WHAT YOU SHOULD DO:
Each line of the material below should be reproduced exactly.

MATERIAL PROVIDED:
# # #

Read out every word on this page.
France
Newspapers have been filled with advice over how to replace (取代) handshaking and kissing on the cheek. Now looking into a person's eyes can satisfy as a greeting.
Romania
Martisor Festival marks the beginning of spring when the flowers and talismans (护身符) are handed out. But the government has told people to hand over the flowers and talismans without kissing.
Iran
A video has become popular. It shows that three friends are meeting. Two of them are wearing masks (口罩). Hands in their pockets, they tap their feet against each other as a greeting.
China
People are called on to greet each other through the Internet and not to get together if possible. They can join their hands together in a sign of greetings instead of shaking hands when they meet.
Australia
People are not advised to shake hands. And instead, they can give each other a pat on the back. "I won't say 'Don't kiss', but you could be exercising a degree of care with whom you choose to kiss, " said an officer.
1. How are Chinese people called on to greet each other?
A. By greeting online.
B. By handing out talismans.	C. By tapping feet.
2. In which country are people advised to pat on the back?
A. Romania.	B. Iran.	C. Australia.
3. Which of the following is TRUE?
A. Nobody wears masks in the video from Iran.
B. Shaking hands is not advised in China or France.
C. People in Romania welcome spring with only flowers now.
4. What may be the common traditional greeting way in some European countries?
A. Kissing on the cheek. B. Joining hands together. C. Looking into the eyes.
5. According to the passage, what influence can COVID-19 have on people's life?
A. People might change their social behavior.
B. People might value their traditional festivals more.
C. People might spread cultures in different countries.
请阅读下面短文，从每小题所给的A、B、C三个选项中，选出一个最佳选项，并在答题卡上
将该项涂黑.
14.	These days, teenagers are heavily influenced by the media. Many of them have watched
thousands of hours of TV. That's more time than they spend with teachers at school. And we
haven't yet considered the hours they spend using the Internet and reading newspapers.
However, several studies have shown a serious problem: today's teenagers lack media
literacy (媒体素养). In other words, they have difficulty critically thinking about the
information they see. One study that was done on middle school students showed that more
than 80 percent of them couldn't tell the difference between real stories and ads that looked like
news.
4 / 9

# # #

WORKED SOLUTION:
Read out every word on this page.
France
Newspapers have been filled with advice over how to replace (取代) handshaking and kissing on the cheek. Now looking into a person's eyes can satisfy as a greeting.
Romania
Martisor Festival marks the beginning of spring when the flowers and talismans (护身符) are handed out. But the government has told people to hand over the flowers and talismans without kissing.
Iran
A video has become popular. It shows that three friends are meeting. Two of them are wearing masks (口罩). Hands in their pockets, they tap their feet against each other as a greeting.
China
People are called on to greet each other through the Internet and not to get together if possible. They can join their hands together in a sign of greetings instead of shaking hands when they meet.
Australia
People are not advised to shake hands. And instead, they can give each other a pat on the back. "I won't say 'Don't kiss', but you could be exercising a degree of care with whom you choose to kiss, " said an officer.
1. How are Chinese people called on to greet each other?
A. By greeting online.
B. By handing out talismans.	C. By tapping feet.
2. In which country are people advised to pat on the back?
A. Romania.	B. Iran.	C. Australia.
3. Which of the following is TRUE?
A. Nobody wears masks in the video from Iran.
B. Shaking hands is not advised in China or France.
C. People in Romania welcome spring with only flowers now.
4. What may be the common traditional greeting way in some European countries?
A. Kissing on the cheek. B. Joining hands together. C. Looking into the eyes.
5. According to the passage, what influence can COVID-19 have on people's life?
A. People might change their social behavior.
B. People might value their traditional festivals more.
C. People might spread cultures in different countries.
请阅读下面短文，从每小题所给的A、B、C三个选项中，选出一个最佳选项，并在答题卡上
将该项涂黑.
14.	These days, teenagers are heavily influenced by the media. Many of them have watched
thousands of hours of TV. That's more time than they spend with teachers at school. And we
haven't yet considered the hours they spend using the Internet and reading newspapers.
However, several studies have shown a serious problem: today's teenagers lack media
literacy (媒体素养). In other words, they have difficulty critically thinking about the
information they see. One study that was done on middle school students showed that more
than 80 percent of them couldn't tell the difference between real stories and ads that looked like
news.
4 / 9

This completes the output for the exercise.